**Given text**
## start

Thursday, April 6, 2023

Voice Referendum Polling: Yes Is Well Ahead But It Is Getting Closer

I've been meaning for some time to put up an article about the already very often polled issue that is the upcoming Indigenous Voice to Parliament referendum, not so much to talk about results of specific polls but to cover general issues that are important in framing discussion of the polling and the outlook for the first referendum since 1999.  Following the release of the question wording and the Coalition's announcement that it will support a No vote to the current wording, now seems as good a time as any (the truth being up til now I simply haven't had the time!)

Some basics: referendums in Australia have a well-known record of mostly failing (8 successes out of 44) but as noted by Peter Brent the record is even worse if introduced by Labor (1 out of 25).  Referendums introduced mid-term are especially prone to being treated like by-elections and thus drubbed.  A mid-term referendum introduced by Labor and lacking bipartisan support is historically the kind of horse whose prospects are summarised in form guides with the word "No."  Can the Voice referendum defy these odds?  

A general trend in polling of referendum-type measures is underestimation of the No vote in final polls, and we saw this most recently here with the same sex marriage postal survey.  But not only can final polls underestimate the No vote, it is also the case that support for referendum measures can decline, sometimes very dramatically, over the course of the debate.

## end

**Provided information**
## start

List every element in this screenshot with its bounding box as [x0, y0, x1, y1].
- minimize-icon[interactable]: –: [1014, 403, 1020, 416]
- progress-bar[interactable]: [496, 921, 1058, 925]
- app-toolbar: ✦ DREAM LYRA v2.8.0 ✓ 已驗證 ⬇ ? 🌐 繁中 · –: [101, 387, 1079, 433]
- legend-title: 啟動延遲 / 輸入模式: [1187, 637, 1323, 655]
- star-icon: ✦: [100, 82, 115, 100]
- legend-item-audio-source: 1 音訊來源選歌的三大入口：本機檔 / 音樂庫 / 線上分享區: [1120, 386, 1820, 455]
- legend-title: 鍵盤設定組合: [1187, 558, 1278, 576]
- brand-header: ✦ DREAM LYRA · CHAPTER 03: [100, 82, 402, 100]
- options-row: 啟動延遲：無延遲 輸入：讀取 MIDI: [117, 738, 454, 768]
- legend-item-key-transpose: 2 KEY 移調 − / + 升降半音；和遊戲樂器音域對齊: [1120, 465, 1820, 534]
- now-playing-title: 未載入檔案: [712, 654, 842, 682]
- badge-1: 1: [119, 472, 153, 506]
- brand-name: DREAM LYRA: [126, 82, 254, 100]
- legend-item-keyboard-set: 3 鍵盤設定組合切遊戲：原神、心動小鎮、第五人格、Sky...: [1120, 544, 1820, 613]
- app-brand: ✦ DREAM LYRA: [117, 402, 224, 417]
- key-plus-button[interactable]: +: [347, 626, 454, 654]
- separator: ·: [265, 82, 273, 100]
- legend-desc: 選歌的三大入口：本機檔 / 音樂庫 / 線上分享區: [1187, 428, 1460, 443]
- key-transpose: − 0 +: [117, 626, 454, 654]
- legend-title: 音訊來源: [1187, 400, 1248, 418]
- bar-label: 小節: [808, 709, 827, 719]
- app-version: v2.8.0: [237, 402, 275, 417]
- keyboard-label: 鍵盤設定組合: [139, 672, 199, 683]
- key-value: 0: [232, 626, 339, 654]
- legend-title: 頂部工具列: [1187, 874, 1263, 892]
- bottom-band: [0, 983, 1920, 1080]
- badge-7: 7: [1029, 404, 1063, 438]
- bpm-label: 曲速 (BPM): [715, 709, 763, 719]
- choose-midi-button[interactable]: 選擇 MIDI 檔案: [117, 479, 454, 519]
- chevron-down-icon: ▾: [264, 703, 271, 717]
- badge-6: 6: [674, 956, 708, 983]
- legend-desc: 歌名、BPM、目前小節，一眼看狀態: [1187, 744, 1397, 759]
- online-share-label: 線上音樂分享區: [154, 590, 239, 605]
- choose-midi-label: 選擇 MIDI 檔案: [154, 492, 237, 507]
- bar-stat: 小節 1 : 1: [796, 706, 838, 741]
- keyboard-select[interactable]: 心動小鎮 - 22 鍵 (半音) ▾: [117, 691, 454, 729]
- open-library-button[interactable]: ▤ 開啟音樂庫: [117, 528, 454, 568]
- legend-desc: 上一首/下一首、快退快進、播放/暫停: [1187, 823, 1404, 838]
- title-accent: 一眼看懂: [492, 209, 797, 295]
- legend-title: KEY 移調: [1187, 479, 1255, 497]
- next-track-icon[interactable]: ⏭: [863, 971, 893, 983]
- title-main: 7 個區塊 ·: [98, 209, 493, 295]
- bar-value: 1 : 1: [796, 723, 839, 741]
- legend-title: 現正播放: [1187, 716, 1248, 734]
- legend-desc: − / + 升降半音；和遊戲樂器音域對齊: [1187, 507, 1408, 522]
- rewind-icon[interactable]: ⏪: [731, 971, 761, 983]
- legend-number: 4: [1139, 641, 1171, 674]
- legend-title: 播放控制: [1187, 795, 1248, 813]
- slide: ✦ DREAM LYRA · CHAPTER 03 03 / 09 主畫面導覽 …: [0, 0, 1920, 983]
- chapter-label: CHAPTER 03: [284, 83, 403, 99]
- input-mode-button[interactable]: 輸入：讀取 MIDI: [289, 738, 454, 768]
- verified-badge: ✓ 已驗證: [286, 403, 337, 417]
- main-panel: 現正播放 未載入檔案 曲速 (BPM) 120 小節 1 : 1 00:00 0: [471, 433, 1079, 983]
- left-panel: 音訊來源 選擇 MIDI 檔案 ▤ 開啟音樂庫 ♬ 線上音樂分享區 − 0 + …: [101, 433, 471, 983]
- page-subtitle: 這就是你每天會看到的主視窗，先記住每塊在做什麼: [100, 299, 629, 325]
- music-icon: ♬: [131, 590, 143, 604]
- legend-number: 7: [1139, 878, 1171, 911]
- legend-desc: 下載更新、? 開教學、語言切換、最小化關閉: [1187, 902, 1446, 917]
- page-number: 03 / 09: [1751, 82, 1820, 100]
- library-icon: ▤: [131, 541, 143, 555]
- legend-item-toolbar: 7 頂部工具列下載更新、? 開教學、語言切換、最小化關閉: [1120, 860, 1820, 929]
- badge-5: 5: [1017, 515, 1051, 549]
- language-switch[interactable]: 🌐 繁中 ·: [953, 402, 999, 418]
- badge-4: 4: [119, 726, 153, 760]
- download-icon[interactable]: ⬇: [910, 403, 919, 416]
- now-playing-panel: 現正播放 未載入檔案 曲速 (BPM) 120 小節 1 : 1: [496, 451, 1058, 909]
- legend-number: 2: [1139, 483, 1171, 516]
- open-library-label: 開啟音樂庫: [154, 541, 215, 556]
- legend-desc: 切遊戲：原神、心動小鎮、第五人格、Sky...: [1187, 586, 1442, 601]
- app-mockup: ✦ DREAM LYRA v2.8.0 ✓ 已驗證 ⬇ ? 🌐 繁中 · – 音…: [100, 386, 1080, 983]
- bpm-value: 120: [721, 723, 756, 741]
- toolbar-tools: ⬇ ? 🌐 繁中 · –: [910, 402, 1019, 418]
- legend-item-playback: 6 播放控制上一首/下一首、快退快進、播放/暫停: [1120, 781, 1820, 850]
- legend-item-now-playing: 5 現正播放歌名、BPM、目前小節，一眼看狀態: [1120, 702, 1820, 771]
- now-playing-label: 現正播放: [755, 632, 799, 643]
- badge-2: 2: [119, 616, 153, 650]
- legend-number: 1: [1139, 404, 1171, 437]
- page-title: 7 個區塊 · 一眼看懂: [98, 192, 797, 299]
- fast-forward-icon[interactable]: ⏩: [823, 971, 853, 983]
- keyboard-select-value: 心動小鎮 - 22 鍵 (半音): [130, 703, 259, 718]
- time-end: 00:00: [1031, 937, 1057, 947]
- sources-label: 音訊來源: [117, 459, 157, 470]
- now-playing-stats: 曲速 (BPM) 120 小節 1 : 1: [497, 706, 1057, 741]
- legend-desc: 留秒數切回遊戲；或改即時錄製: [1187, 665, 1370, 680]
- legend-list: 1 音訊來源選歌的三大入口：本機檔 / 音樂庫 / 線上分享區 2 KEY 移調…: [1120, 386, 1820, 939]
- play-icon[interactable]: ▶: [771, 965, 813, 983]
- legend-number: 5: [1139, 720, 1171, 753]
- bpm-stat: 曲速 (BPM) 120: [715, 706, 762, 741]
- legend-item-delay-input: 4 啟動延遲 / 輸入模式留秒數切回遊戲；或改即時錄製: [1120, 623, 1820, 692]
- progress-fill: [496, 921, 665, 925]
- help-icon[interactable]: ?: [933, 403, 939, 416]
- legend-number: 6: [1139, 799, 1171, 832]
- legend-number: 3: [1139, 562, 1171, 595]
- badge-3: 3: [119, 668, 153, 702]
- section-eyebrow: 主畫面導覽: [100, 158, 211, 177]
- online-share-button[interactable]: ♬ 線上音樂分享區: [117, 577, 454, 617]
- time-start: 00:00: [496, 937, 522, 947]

## end

**What is asked**
Revise the referendum polling post from "Thursday, April 6, 2023" to "had the time!)", replacing "Coalition" with "Opposition". The material was taken from a separate source.

**Worked answer**
Thursday, April 6, 2023

Voice Referendum Polling: Yes Is Well Ahead But It Is Getting Closer

I've been meaning for some time to put up an article about the already very often polled issue that is the upcoming Indigenous Voice to Parliament referendum, not so much to talk about results of specific polls but to cover general issues that are important in framing discussion of the polling and the outlook for the first referendum since 1999.  Following the release of the question wording and the Opposition's announcement that it will support a No vote to the current wording, now seems as good a time as any (the truth being up til now I simply haven't had the time!)